--- start of RECORDS TO USE ---
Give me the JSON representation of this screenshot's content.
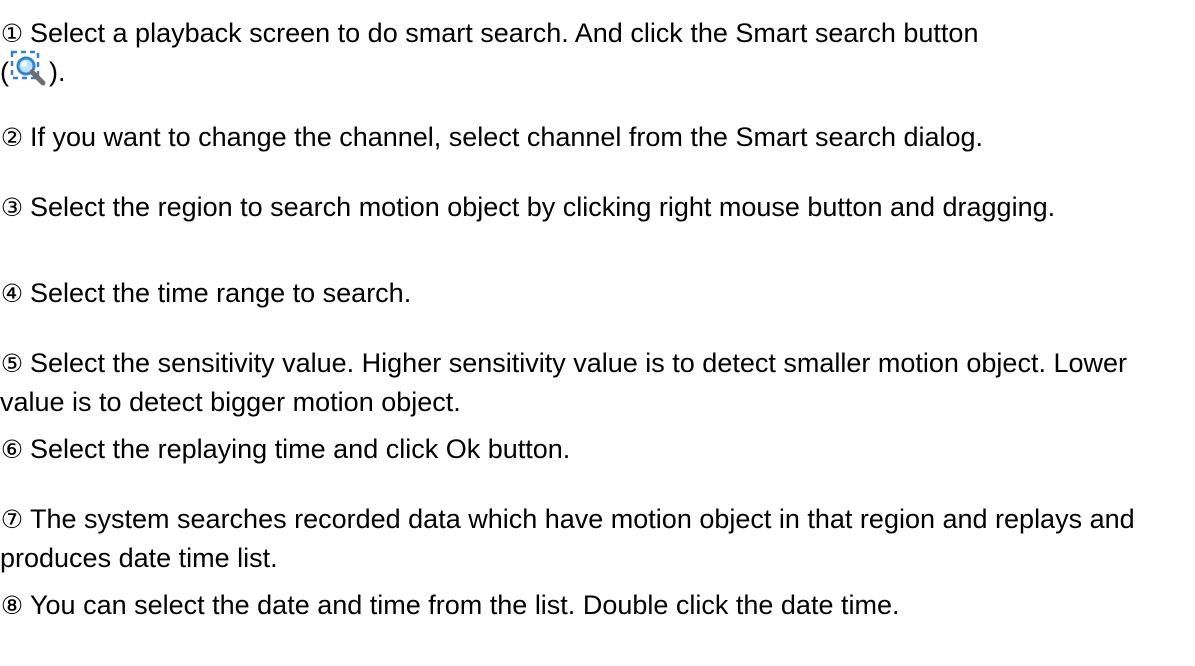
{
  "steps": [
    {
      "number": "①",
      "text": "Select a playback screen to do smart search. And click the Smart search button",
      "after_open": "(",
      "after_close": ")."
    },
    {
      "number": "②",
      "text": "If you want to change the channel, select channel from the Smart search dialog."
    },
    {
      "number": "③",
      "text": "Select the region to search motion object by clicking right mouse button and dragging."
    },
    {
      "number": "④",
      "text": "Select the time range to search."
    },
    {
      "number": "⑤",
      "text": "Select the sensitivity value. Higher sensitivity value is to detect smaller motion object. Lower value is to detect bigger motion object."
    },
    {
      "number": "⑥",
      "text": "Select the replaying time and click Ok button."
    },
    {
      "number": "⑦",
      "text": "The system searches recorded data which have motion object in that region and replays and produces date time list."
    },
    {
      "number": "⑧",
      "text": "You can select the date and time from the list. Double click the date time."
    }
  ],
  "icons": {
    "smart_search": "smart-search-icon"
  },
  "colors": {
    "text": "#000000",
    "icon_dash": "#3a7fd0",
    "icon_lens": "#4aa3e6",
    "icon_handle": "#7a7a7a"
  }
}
--- end of RECORDS TO USE ---
EXERCISE DIRECTIONS: Make an exact copy of the data, leaving its pictures out.

ANSWER TO THIS PROBLEM:
Give me the JSON representation of this screenshot's content.
{
  "steps": [
    {
      "number": "①",
      "text": "Select a playback screen to do smart search. And click the Smart search button",
      "after_open": "(",
      "after_close": ")."
    },
    {
      "number": "②",
      "text": "If you want to change the channel, select channel from the Smart search dialog."
    },
    {
      "number": "③",
      "text": "Select the region to search motion object by clicking right mouse button and dragging."
    },
    {
      "number": "④",
      "text": "Select the time range to search."
    },
    {
      "number": "⑤",
      "text": "Select the sensitivity value. Higher sensitivity value is to detect smaller motion object. Lower value is to detect bigger motion object."
    },
    {
      "number": "⑥",
      "text": "Select the replaying time and click Ok button."
    },
    {
      "number": "⑦",
      "text": "The system searches recorded data which have motion object in that region and replays and produces date time list."
    },
    {
      "number": "⑧",
      "text": "You can select the date and time from the list. Double click the date time."
    }
  ],
  "icons": {
    "smart_search": "smart-search-icon"
  },
  "colors": {
    "text": "#000000",
    "icon_dash": "#3a7fd0",
    "icon_lens": "#4aa3e6",
    "icon_handle": "#7a7a7a"
  }
}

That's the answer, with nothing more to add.